=== PROBLEM STATEMENT ===
Copy out the complete listing, word for word.

[BEGIN DATA EXCERPTS]

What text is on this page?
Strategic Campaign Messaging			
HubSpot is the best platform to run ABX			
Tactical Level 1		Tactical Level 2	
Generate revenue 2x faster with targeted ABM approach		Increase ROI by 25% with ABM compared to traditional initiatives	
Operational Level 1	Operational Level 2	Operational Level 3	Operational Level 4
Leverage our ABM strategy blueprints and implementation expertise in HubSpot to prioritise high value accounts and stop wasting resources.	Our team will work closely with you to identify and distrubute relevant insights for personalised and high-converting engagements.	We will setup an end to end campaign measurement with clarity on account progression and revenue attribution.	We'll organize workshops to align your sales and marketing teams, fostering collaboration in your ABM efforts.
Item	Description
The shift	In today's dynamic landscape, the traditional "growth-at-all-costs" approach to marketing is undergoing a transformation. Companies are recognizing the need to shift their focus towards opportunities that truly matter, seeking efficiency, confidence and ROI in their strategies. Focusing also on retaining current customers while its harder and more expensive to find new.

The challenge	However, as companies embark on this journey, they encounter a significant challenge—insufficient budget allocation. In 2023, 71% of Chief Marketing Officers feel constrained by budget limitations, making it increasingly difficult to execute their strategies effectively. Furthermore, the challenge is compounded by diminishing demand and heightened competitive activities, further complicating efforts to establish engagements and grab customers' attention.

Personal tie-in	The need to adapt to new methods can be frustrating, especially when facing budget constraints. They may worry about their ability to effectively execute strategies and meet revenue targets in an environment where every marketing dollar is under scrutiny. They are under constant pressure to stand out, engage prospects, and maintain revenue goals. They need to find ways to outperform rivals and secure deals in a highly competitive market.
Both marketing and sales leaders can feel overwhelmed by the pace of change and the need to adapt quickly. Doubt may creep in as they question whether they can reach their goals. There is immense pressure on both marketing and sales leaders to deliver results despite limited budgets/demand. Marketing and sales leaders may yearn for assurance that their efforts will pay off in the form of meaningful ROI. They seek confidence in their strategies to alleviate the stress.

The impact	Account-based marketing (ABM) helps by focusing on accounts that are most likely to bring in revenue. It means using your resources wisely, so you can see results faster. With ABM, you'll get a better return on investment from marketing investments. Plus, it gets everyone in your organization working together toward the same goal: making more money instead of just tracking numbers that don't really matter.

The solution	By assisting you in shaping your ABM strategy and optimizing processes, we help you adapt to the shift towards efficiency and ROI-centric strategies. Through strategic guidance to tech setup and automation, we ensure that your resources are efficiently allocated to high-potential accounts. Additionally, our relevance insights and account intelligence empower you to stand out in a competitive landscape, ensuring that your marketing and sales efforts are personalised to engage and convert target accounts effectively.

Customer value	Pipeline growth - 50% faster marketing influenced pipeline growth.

[END DATA EXCERPTS]

=== EXERCISE SOLUTION ===
What text is on this page?
Strategic Campaign Messaging			
HubSpot is the best platform to run ABX			
Tactical Level 1		Tactical Level 2	
Generate revenue 2x faster with targeted ABM approach		Increase ROI by 25% with ABM compared to traditional initiatives	
Operational Level 1	Operational Level 2	Operational Level 3	Operational Level 4
Leverage our ABM strategy blueprints and implementation expertise in HubSpot to prioritise high value accounts and stop wasting resources.	Our team will work closely with you to identify and distrubute relevant insights for personalised and high-converting engagements.	We will setup an end to end campaign measurement with clarity on account progression and revenue attribution.	We'll organize workshops to align your sales and marketing teams, fostering collaboration in your ABM efforts.
Item	Description
The shift	In today's dynamic landscape, the traditional "growth-at-all-costs" approach to marketing is undergoing a transformation. Companies are recognizing the need to shift their focus towards opportunities that truly matter, seeking efficiency, confidence and ROI in their strategies. Focusing also on retaining current customers while its harder and more expensive to find new.

The challenge	However, as companies embark on this journey, they encounter a significant challenge—insufficient budget allocation. In 2023, 71% of Chief Marketing Officers feel constrained by budget limitations, making it increasingly difficult to execute their strategies effectively. Furthermore, the challenge is compounded by diminishing demand and heightened competitive activities, further complicating efforts to establish engagements and grab customers' attention.

Personal tie-in	The need to adapt to new methods can be frustrating, especially when facing budget constraints. They may worry about their ability to effectively execute strategies and meet revenue targets in an environment where every marketing dollar is under scrutiny. They are under constant pressure to stand out, engage prospects, and maintain revenue goals. They need to find ways to outperform rivals and secure deals in a highly competitive market.
Both marketing and sales leaders can feel overwhelmed by the pace of change and the need to adapt quickly. Doubt may creep in as they question whether they can reach their goals. There is immense pressure on both marketing and sales leaders to deliver results despite limited budgets/demand. Marketing and sales leaders may yearn for assurance that their efforts will pay off in the form of meaningful ROI. They seek confidence in their strategies to alleviate the stress.

The impact	Account-based marketing (ABM) helps by focusing on accounts that are most likely to bring in revenue. It means using your resources wisely, so you can see results faster. With ABM, you'll get a better return on investment from marketing investments. Plus, it gets everyone in your organization working together toward the same goal: making more money instead of just tracking numbers that don't really matter.

The solution	By assisting you in shaping your ABM strategy and optimizing processes, we help you adapt to the shift towards efficiency and ROI-centric strategies. Through strategic guidance to tech setup and automation, we ensure that your resources are efficiently allocated to high-potential accounts. Additionally, our relevance insights and account intelligence empower you to stand out in a competitive landscape, ensuring that your marketing and sales efforts are personalised to engage and convert target accounts effectively.

Customer value	Pipeline growth - 50% faster marketing influenced pipeline growth.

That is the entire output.